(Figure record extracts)
□ □ □ □ □ □ □
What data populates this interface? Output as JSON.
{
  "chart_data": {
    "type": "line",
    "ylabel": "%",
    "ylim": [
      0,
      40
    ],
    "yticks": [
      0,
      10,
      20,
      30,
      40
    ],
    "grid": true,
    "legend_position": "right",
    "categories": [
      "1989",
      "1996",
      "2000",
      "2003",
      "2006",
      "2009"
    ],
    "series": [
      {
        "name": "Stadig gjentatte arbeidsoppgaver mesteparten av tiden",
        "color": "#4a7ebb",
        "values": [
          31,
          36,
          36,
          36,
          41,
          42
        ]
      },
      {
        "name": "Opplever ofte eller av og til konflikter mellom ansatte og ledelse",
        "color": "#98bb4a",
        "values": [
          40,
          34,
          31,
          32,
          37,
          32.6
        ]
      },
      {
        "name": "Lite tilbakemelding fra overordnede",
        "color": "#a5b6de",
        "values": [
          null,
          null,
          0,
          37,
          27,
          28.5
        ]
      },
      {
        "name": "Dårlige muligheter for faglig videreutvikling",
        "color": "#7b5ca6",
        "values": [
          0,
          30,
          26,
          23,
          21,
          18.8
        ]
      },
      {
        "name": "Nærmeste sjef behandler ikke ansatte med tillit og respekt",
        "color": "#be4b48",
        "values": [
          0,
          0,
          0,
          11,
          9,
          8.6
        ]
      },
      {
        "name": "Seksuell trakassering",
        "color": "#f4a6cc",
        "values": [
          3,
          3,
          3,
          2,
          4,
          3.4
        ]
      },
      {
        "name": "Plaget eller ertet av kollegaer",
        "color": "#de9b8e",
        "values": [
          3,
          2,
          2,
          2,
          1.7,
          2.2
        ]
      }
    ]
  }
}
□ □ □ □ □ □ □
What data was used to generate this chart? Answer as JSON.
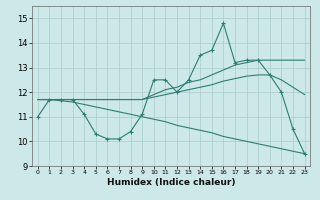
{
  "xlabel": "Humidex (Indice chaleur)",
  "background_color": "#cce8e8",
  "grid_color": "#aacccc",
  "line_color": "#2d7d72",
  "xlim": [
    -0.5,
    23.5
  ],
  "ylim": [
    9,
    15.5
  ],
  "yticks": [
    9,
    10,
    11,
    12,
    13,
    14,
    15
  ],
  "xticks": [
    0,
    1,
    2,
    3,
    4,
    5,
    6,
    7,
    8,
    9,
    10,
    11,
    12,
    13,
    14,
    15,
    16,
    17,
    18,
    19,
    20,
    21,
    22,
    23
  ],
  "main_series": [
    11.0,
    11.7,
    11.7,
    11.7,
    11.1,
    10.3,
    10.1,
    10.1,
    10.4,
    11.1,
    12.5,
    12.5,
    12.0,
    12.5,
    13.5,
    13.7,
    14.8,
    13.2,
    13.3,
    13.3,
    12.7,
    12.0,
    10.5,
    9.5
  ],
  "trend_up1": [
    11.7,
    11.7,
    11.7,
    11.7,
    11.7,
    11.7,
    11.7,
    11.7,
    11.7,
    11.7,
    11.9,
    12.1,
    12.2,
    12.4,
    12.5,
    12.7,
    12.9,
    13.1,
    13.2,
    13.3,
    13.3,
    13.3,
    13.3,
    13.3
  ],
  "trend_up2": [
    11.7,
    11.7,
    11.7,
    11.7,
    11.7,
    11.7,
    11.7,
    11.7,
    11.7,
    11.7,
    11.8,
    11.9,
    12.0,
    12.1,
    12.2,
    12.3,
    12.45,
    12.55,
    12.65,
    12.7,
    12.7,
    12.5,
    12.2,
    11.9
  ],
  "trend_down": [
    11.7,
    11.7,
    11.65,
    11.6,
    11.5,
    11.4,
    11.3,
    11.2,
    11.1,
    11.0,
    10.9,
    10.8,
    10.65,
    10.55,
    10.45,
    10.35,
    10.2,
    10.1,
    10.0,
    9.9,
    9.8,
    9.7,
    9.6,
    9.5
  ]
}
□ □ □ □ □ □ □
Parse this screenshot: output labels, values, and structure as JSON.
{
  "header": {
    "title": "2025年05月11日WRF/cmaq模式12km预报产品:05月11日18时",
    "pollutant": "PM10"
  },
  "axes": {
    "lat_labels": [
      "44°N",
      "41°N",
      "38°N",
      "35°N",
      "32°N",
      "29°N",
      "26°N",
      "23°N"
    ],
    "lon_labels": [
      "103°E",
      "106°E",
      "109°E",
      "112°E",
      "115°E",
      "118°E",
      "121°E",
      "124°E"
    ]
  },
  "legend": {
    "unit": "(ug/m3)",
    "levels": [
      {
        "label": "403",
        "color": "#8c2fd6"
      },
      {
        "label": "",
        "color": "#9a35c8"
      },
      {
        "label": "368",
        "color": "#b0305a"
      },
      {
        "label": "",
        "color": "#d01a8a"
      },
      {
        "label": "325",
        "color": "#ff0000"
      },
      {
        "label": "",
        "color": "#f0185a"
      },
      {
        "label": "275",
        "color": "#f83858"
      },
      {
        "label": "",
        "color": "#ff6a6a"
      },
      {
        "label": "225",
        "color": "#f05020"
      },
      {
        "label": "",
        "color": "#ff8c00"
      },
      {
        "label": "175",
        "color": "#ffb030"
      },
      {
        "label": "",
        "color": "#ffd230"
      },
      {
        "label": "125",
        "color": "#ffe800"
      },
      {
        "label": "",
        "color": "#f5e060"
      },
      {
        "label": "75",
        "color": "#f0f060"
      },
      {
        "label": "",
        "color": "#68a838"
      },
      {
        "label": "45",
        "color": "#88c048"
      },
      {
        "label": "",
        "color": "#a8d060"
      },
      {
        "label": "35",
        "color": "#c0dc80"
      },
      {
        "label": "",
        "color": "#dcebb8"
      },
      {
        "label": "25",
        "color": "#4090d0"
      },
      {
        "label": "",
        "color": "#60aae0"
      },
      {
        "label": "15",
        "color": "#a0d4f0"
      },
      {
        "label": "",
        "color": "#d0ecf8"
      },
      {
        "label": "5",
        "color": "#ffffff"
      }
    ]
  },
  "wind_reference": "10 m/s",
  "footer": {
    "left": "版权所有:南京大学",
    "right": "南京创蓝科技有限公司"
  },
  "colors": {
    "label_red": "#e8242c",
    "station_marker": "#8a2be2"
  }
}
□ □ □ □ □ □ □
[What is needed] Extract from the data every line where "JSON" shows up.

[Written answer]
What data populates this interface? Output as JSON.
What data was used to generate this chart? Answer as JSON.
Parse this screenshot: output labels, values, and structure as JSON.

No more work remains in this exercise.